**Task instructions**:
Locate all lines in the data below that hold "January" and show them.
═════ Task input
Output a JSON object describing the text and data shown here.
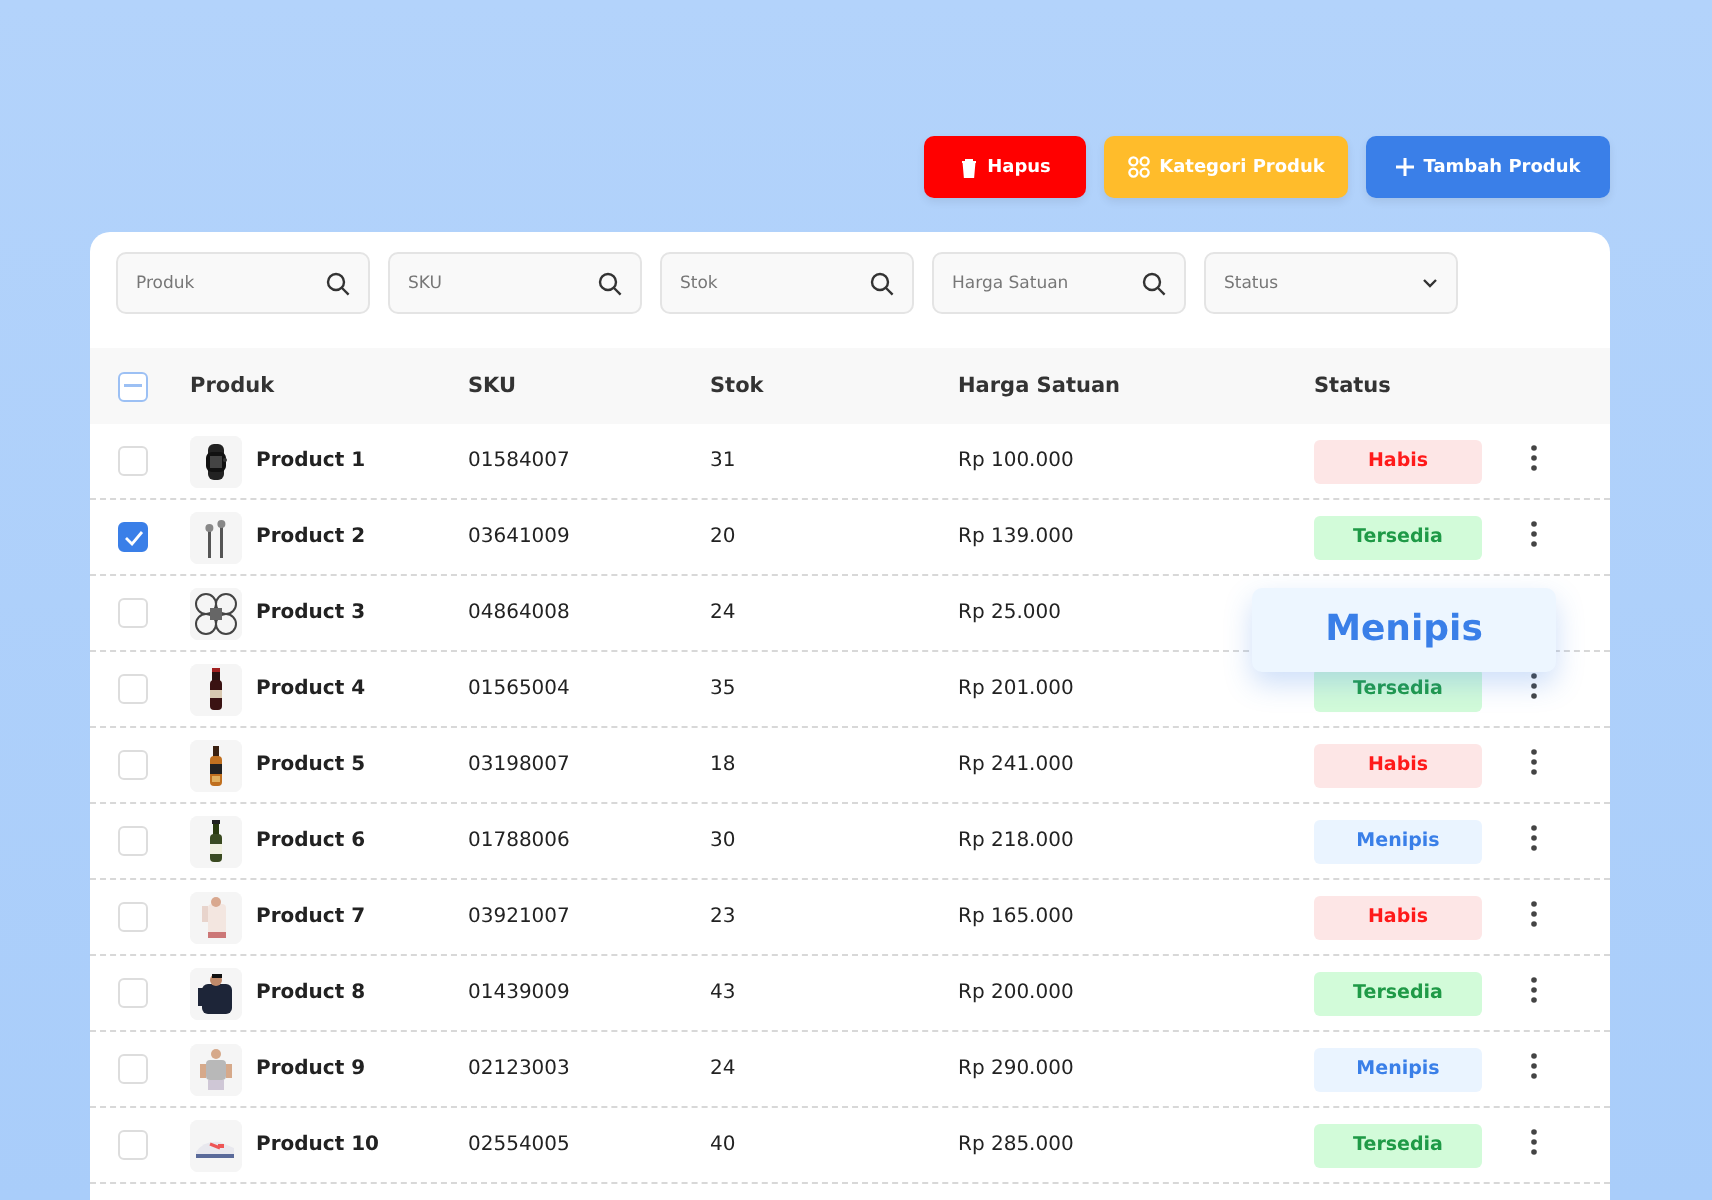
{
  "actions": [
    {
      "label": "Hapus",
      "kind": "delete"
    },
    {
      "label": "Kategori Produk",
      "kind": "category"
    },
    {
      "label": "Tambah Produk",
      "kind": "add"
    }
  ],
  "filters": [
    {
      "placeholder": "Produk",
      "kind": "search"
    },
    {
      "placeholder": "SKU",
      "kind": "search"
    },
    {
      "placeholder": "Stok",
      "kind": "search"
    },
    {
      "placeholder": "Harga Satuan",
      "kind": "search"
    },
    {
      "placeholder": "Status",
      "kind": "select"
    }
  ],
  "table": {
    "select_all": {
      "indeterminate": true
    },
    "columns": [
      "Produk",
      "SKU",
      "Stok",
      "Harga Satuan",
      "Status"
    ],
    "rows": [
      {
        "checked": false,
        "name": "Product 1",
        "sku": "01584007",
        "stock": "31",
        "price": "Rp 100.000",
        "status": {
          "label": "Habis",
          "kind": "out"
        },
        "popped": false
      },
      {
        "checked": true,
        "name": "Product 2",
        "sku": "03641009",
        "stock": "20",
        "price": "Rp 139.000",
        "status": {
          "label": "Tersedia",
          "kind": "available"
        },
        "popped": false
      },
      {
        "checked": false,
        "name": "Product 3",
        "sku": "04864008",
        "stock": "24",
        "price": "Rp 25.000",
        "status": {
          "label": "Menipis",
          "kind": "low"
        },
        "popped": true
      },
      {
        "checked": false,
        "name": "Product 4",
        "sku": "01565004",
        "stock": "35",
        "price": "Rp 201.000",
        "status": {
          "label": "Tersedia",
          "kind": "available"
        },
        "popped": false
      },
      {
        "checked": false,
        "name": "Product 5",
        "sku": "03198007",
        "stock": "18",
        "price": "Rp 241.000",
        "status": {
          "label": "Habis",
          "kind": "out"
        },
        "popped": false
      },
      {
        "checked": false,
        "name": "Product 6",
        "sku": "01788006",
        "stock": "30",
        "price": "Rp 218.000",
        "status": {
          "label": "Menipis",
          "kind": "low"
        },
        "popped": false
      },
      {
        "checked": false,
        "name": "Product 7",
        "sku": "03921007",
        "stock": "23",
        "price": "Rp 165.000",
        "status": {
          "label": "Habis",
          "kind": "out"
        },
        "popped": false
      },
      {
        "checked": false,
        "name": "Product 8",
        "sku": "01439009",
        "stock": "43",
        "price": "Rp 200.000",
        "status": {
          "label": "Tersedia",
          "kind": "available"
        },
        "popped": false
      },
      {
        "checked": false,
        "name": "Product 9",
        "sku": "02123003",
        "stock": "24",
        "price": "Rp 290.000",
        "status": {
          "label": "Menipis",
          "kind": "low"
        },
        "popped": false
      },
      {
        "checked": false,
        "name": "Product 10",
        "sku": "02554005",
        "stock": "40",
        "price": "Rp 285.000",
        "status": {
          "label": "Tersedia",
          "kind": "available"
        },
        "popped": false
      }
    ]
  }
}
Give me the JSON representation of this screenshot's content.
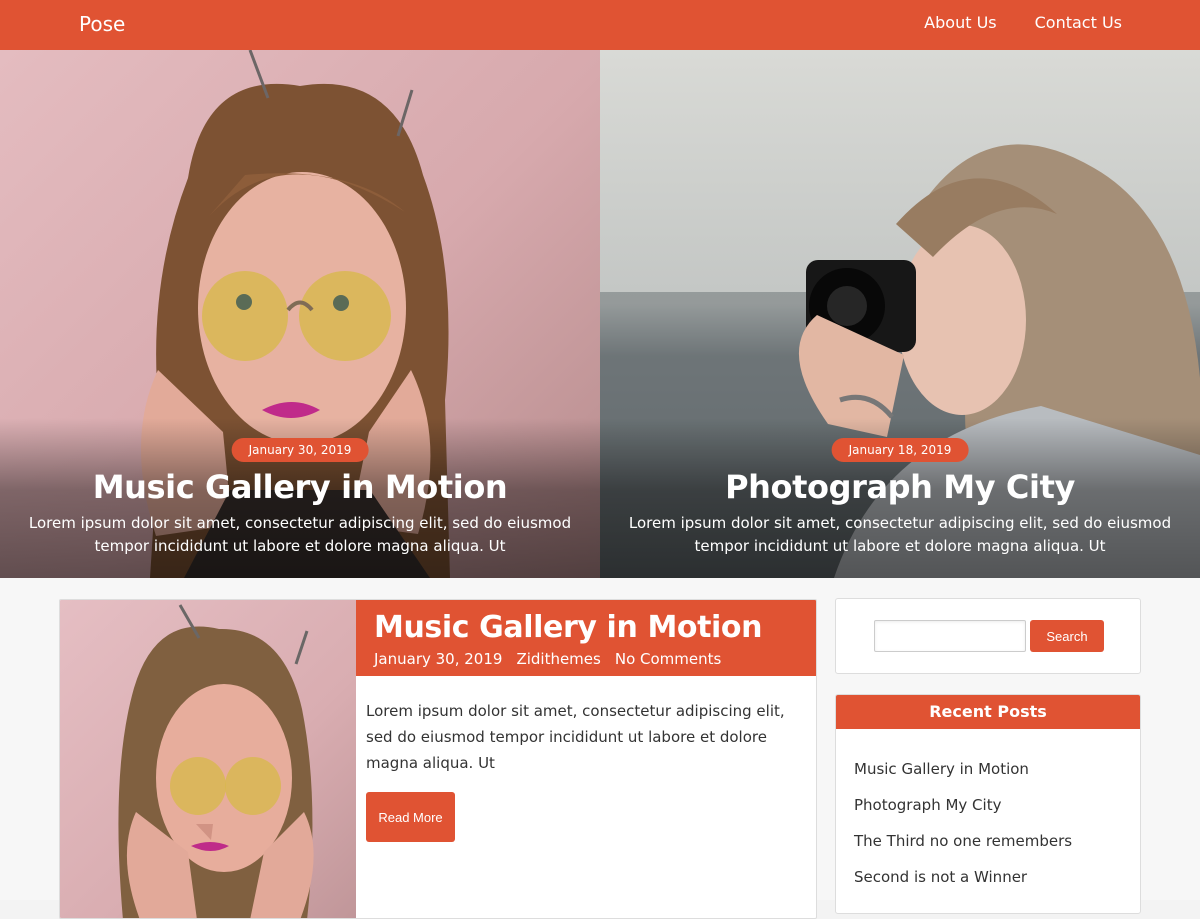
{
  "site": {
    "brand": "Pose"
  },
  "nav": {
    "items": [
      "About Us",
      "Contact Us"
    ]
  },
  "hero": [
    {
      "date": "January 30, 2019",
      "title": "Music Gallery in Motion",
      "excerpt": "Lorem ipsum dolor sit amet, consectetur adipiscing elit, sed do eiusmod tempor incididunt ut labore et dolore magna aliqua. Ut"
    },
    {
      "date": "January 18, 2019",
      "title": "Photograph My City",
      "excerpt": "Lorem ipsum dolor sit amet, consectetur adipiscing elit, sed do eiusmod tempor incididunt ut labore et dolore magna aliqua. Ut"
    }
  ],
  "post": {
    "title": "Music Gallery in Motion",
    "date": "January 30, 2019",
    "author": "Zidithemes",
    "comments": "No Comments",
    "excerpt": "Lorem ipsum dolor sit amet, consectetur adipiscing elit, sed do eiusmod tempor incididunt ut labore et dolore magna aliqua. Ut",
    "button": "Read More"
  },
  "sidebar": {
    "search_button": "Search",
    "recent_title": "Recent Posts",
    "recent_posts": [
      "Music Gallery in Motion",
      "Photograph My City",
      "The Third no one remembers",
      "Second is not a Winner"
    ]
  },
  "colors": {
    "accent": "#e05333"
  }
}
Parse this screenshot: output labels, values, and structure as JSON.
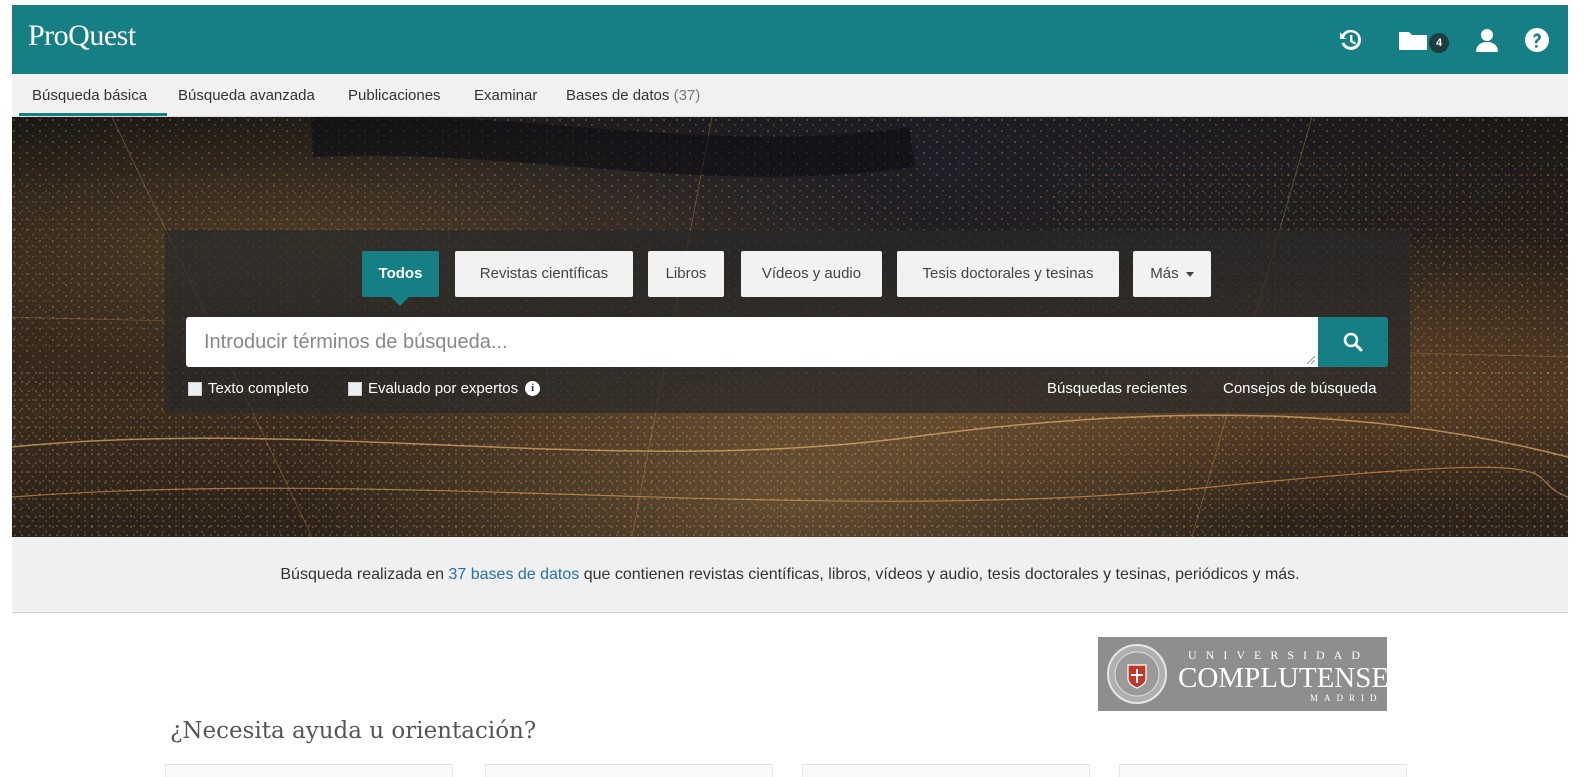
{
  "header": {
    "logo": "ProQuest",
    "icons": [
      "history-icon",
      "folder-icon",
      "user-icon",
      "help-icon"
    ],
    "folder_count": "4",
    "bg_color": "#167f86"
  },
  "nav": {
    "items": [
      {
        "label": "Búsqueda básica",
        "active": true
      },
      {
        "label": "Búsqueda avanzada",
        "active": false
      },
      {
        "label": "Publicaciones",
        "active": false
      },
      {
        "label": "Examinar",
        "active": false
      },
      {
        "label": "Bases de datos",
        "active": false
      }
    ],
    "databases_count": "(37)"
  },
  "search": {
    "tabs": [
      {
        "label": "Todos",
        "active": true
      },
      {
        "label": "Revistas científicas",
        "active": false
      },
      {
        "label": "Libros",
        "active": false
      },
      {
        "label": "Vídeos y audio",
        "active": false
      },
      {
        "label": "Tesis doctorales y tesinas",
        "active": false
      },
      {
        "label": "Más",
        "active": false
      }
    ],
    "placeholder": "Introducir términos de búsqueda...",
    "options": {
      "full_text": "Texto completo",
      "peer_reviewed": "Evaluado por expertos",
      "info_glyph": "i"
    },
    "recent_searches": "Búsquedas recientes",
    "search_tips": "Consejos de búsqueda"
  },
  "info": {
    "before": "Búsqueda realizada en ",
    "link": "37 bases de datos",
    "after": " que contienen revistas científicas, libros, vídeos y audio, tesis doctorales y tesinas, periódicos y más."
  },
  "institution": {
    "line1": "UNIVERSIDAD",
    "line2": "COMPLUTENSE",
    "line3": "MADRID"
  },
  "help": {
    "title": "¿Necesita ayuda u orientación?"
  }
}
══════════
**Task output**:
      "date": "January 30, 2019",
      "date": "January 18, 2019",
    "date": "January 30, 2019",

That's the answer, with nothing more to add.